■ **Required task**:
For each line below that includes the word "this", make a copy.

■ **Task material**:
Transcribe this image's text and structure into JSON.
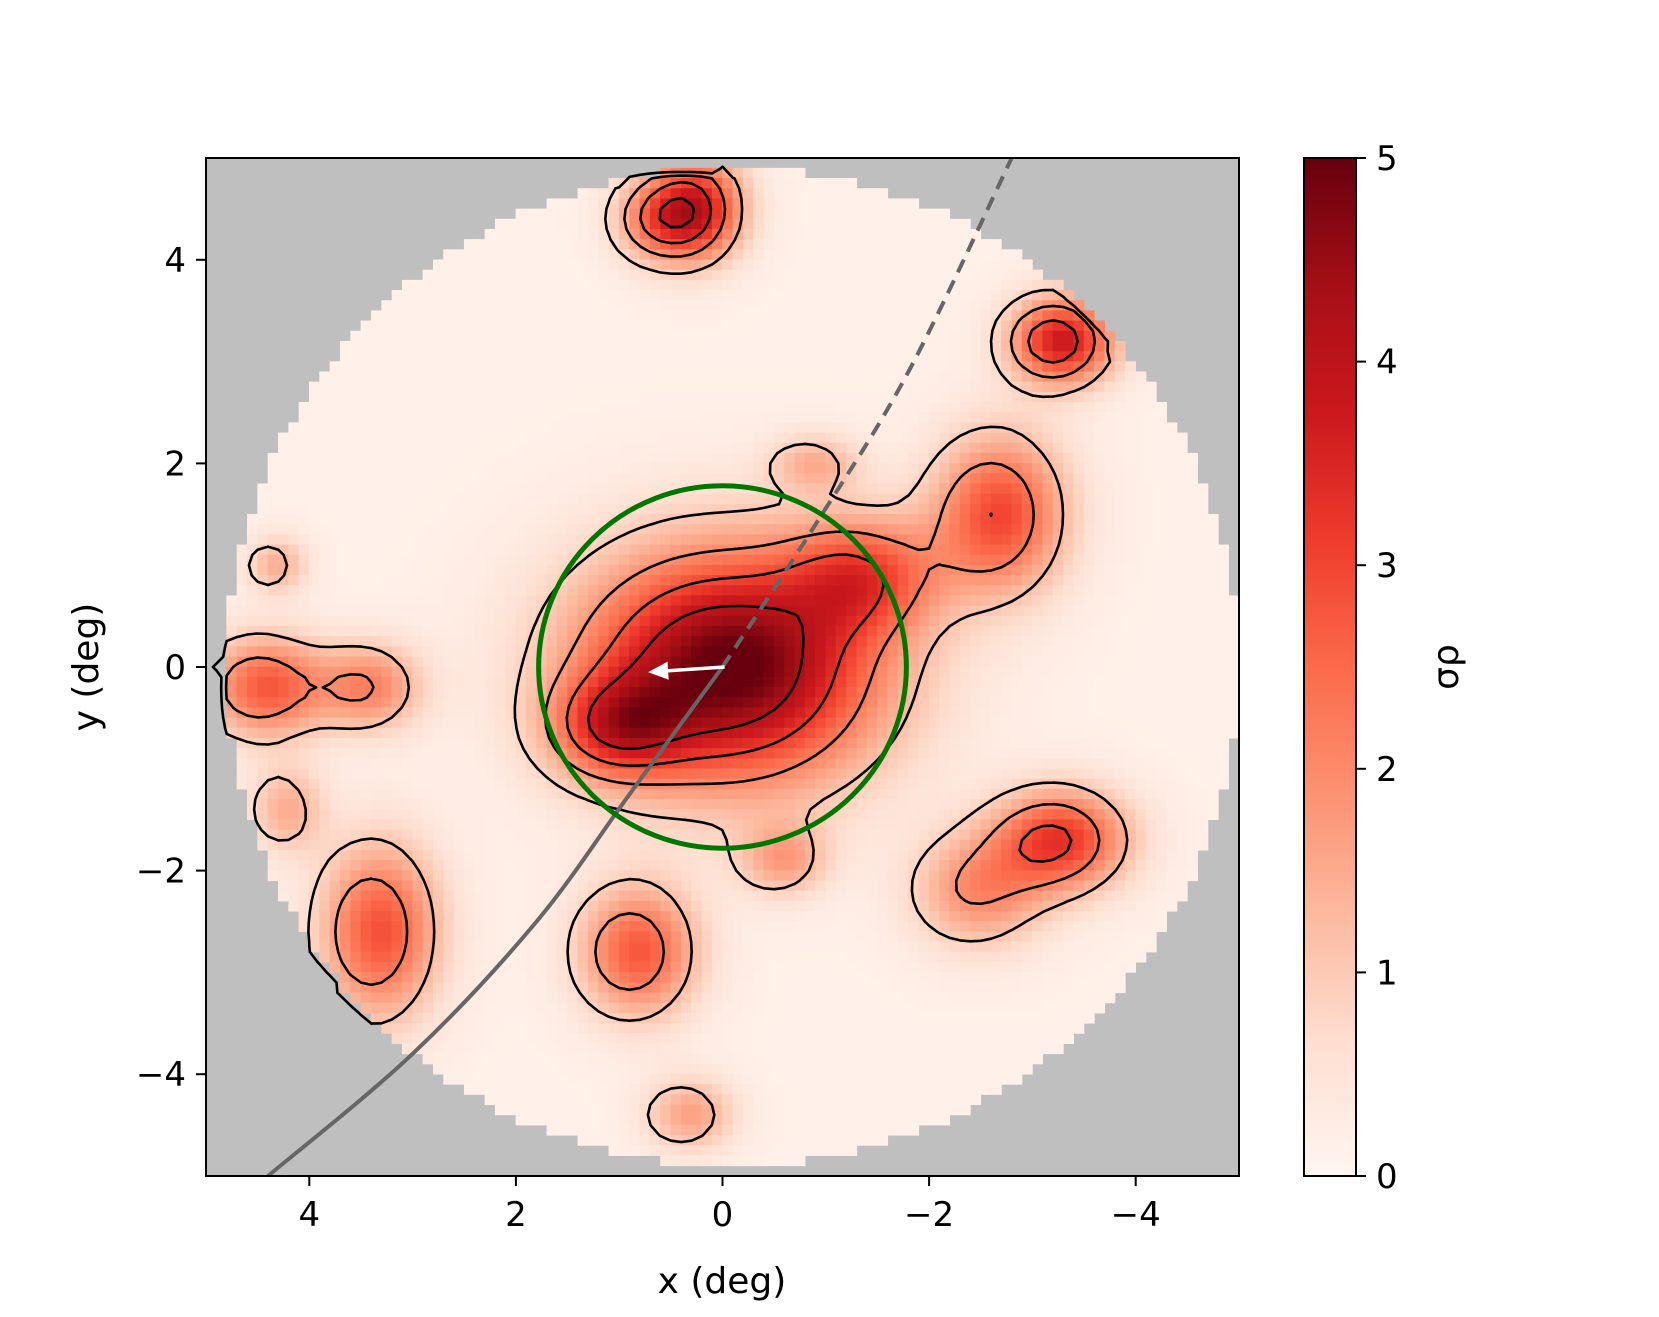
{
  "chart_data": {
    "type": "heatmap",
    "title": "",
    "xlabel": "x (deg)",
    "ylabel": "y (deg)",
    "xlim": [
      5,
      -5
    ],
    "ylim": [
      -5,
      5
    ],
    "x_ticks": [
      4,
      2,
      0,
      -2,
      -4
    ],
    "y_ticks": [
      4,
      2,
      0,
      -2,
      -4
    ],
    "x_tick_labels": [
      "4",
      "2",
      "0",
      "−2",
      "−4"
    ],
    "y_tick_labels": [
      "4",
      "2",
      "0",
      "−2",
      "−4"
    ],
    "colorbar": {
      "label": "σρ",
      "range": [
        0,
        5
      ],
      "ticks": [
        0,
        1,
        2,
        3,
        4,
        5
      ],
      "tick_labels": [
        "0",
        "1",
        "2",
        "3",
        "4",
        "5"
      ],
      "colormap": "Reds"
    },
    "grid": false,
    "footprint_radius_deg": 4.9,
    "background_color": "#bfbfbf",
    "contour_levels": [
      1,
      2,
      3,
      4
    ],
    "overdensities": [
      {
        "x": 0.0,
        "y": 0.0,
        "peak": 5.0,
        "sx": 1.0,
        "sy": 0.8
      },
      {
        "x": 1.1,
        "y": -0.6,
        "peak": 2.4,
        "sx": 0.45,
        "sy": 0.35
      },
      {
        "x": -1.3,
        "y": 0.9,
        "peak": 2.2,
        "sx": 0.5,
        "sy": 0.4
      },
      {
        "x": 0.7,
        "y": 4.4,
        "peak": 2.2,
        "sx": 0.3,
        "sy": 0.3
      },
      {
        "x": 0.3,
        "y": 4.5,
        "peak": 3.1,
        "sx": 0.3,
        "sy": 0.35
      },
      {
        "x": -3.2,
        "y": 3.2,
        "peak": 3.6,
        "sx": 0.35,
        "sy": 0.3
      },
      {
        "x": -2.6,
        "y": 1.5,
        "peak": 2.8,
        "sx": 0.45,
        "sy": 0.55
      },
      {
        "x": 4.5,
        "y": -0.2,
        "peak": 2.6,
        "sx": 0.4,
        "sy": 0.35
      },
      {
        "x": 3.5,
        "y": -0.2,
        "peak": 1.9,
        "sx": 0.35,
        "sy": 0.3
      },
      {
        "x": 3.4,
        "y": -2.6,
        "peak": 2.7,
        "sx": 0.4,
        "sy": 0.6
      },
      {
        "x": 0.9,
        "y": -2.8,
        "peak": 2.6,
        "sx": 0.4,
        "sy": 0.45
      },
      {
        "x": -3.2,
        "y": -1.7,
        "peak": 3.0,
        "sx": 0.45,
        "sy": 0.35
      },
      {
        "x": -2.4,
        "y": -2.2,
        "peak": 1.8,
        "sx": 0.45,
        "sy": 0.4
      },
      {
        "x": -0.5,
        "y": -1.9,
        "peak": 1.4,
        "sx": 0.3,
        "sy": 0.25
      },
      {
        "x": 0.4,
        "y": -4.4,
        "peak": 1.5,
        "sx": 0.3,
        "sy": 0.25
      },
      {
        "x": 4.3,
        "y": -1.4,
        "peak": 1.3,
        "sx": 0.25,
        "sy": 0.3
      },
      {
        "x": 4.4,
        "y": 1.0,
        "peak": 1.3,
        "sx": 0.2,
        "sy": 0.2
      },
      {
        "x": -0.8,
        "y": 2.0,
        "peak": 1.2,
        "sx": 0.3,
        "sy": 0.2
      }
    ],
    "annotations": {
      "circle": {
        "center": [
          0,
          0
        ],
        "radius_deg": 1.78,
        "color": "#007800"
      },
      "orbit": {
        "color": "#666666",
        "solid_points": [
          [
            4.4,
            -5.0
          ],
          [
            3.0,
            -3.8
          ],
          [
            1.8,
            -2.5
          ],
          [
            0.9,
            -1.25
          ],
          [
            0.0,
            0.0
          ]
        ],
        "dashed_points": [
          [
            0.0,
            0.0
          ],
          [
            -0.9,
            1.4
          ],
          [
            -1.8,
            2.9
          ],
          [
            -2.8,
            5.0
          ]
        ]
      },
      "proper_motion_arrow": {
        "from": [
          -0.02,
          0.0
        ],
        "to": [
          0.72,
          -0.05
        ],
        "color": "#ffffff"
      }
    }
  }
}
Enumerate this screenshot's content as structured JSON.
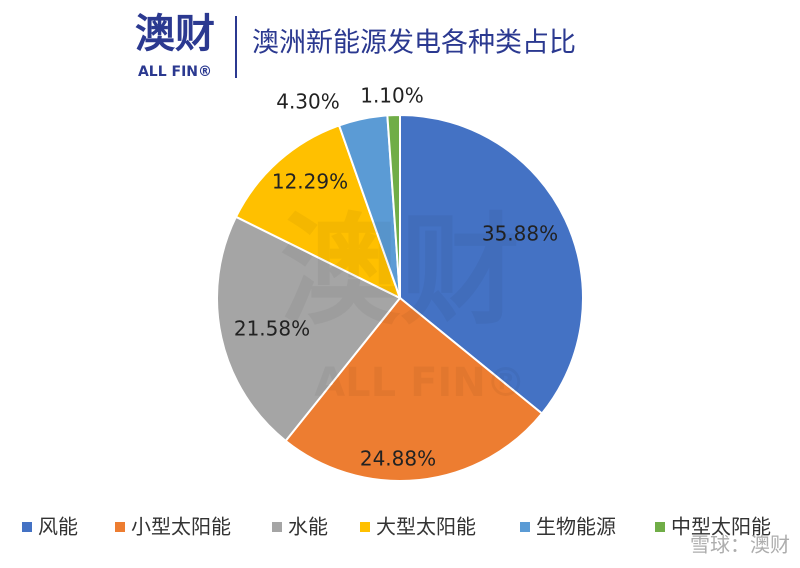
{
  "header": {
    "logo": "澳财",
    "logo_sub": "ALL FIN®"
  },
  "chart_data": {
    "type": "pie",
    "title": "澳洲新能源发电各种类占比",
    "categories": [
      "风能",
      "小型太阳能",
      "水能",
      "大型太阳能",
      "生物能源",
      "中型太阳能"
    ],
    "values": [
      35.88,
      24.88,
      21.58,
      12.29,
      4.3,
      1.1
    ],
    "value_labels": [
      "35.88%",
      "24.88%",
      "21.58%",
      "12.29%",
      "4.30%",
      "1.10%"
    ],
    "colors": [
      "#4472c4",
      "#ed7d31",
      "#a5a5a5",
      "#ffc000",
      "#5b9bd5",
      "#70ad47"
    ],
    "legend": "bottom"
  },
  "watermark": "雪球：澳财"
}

■ **Exercise result**:
Transcribe this image's text and structure into JSON.
Enumerate this screenshot's content as structured JSON.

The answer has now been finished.